• Source records:
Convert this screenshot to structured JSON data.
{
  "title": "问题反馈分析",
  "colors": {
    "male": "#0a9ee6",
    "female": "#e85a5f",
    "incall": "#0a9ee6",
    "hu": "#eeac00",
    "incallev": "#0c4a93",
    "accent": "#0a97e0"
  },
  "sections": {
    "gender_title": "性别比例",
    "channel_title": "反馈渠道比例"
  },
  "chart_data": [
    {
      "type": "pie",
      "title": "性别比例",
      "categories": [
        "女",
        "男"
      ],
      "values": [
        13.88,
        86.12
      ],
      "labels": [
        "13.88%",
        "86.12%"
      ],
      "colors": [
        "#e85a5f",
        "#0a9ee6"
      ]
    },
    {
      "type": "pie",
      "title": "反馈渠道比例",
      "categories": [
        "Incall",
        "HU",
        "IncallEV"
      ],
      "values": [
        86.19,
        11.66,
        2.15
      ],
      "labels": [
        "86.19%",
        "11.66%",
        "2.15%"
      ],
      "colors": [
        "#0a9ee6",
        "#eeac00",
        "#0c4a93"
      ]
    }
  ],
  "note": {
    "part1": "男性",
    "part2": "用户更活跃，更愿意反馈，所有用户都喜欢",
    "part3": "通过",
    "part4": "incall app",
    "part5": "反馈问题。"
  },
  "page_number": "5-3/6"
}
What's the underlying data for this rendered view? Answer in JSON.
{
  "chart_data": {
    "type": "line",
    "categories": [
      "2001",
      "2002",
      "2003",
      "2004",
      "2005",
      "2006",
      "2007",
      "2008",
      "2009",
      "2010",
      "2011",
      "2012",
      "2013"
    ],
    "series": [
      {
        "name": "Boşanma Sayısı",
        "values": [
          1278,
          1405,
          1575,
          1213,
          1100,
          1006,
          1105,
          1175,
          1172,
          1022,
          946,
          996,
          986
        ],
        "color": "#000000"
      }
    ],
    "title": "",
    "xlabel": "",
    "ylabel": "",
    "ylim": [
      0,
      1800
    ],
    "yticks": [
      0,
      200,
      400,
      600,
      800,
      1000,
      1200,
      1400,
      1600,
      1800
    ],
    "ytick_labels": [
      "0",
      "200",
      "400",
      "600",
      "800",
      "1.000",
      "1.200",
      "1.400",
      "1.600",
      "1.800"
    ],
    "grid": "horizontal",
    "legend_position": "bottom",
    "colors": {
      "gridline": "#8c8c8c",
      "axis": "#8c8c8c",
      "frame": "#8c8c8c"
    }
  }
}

• Objective: The entries above should be repeated exactly, every one of them.

• Correct output:
Convert this screenshot to structured JSON data.
{
  "title": "问题反馈分析",
  "colors": {
    "male": "#0a9ee6",
    "female": "#e85a5f",
    "incall": "#0a9ee6",
    "hu": "#eeac00",
    "incallev": "#0c4a93",
    "accent": "#0a97e0"
  },
  "sections": {
    "gender_title": "性别比例",
    "channel_title": "反馈渠道比例"
  },
  "chart_data": [
    {
      "type": "pie",
      "title": "性别比例",
      "categories": [
        "女",
        "男"
      ],
      "values": [
        13.88,
        86.12
      ],
      "labels": [
        "13.88%",
        "86.12%"
      ],
      "colors": [
        "#e85a5f",
        "#0a9ee6"
      ]
    },
    {
      "type": "pie",
      "title": "反馈渠道比例",
      "categories": [
        "Incall",
        "HU",
        "IncallEV"
      ],
      "values": [
        86.19,
        11.66,
        2.15
      ],
      "labels": [
        "86.19%",
        "11.66%",
        "2.15%"
      ],
      "colors": [
        "#0a9ee6",
        "#eeac00",
        "#0c4a93"
      ]
    }
  ],
  "note": {
    "part1": "男性",
    "part2": "用户更活跃，更愿意反馈，所有用户都喜欢",
    "part3": "通过",
    "part4": "incall app",
    "part5": "反馈问题。"
  },
  "page_number": "5-3/6"
}
What's the underlying data for this rendered view? Answer in JSON.
{
  "chart_data": {
    "type": "line",
    "categories": [
      "2001",
      "2002",
      "2003",
      "2004",
      "2005",
      "2006",
      "2007",
      "2008",
      "2009",
      "2010",
      "2011",
      "2012",
      "2013"
    ],
    "series": [
      {
        "name": "Boşanma Sayısı",
        "values": [
          1278,
          1405,
          1575,
          1213,
          1100,
          1006,
          1105,
          1175,
          1172,
          1022,
          946,
          996,
          986
        ],
        "color": "#000000"
      }
    ],
    "title": "",
    "xlabel": "",
    "ylabel": "",
    "ylim": [
      0,
      1800
    ],
    "yticks": [
      0,
      200,
      400,
      600,
      800,
      1000,
      1200,
      1400,
      1600,
      1800
    ],
    "ytick_labels": [
      "0",
      "200",
      "400",
      "600",
      "800",
      "1.000",
      "1.200",
      "1.400",
      "1.600",
      "1.800"
    ],
    "grid": "horizontal",
    "legend_position": "bottom",
    "colors": {
      "gridline": "#8c8c8c",
      "axis": "#8c8c8c",
      "frame": "#8c8c8c"
    }
  }
}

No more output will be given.